Given request:
Identify every line in the records below that contains the word "this", and copy each of those lines.

Material supplied:
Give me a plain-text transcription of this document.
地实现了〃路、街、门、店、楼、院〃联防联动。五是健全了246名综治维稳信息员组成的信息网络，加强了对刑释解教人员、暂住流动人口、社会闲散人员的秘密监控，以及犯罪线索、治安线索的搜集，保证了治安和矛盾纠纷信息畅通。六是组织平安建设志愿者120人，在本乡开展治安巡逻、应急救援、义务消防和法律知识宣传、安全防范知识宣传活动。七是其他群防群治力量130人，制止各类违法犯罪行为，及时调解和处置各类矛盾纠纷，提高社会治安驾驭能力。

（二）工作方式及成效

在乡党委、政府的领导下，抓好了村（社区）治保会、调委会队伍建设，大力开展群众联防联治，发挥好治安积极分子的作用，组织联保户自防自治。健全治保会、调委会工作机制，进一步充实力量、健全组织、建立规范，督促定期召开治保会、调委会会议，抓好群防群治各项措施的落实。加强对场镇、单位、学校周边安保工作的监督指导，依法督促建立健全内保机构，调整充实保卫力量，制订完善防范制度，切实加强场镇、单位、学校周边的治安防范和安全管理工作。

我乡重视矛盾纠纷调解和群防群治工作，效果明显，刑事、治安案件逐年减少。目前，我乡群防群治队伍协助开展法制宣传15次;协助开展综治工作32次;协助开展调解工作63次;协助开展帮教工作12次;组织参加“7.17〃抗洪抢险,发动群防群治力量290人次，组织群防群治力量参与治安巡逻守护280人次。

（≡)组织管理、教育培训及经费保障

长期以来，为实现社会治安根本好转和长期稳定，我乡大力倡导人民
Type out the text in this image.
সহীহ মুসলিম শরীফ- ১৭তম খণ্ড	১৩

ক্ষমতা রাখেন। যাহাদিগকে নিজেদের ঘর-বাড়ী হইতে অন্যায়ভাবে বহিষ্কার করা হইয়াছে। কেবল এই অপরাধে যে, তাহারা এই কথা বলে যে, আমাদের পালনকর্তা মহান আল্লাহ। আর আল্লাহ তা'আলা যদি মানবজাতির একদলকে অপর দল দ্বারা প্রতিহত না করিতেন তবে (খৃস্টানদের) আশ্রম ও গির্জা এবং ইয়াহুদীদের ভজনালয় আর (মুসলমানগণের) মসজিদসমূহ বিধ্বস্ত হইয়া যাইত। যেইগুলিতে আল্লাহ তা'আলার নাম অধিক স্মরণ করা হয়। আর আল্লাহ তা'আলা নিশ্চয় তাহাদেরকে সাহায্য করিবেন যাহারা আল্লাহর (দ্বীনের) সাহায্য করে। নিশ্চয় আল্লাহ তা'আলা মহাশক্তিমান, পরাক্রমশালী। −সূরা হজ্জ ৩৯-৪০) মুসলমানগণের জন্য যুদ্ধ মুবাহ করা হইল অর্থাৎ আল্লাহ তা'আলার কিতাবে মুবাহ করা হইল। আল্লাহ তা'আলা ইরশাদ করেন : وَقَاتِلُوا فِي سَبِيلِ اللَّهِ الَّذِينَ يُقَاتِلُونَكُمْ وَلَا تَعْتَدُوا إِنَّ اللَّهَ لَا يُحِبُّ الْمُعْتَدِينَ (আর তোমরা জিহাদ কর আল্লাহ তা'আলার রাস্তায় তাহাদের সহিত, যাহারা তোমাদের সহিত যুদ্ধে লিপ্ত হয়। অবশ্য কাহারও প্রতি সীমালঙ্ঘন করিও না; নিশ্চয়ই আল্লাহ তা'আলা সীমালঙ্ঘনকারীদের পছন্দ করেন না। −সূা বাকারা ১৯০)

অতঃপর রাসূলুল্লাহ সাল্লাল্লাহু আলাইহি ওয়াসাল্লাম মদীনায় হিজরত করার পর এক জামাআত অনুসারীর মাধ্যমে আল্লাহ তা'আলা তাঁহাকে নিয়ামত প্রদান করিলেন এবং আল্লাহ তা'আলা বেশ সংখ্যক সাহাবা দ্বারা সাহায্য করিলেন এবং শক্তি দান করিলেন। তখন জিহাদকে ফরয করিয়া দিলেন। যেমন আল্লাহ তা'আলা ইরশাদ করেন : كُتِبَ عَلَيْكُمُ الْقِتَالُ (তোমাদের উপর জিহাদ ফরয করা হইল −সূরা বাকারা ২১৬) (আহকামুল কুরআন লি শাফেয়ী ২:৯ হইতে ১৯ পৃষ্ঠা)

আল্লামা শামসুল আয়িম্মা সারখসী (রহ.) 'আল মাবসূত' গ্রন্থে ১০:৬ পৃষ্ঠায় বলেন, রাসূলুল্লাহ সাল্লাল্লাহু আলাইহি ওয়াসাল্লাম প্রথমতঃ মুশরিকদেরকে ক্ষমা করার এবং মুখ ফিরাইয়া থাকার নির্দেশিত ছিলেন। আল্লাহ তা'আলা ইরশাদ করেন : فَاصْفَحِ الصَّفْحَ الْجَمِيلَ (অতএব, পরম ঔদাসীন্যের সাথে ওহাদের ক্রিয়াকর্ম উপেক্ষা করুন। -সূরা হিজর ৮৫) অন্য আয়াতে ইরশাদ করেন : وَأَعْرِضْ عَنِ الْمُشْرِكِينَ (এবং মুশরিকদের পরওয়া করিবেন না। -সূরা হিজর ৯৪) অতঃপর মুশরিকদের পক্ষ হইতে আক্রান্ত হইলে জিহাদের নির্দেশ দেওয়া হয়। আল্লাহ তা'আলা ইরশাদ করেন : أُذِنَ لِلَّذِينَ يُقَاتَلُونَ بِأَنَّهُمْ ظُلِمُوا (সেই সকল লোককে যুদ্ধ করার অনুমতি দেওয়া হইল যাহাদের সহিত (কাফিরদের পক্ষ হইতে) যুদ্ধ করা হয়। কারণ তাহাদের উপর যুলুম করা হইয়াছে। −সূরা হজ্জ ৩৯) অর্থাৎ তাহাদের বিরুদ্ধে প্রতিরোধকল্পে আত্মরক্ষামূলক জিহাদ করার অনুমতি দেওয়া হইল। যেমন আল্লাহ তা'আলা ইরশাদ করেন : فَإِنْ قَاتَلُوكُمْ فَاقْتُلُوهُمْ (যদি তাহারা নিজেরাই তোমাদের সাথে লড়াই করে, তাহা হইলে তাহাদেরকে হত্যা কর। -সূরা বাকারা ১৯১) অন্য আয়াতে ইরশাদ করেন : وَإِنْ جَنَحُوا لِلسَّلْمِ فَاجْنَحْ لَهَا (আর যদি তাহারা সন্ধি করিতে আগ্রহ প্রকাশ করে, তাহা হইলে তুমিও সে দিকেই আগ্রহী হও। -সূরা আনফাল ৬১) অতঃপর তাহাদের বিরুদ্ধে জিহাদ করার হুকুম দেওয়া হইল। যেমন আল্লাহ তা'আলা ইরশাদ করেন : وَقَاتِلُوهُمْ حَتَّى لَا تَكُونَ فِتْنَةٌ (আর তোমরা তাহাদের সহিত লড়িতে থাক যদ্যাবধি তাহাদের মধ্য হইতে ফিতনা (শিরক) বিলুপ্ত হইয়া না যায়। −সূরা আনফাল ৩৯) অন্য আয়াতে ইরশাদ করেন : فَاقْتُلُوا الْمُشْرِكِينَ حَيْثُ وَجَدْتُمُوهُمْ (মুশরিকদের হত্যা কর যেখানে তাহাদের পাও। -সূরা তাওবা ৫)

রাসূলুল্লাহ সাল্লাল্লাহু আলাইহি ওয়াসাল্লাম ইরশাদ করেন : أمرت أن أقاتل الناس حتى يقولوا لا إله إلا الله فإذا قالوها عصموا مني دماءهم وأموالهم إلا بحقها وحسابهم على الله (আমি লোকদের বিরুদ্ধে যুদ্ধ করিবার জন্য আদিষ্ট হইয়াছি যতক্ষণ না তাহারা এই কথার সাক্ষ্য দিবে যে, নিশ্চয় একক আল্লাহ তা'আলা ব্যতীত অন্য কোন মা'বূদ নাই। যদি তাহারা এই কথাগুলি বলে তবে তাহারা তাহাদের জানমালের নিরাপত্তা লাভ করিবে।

The answer:
Give me a plain-text transcription of this document.
Type out the text in this image.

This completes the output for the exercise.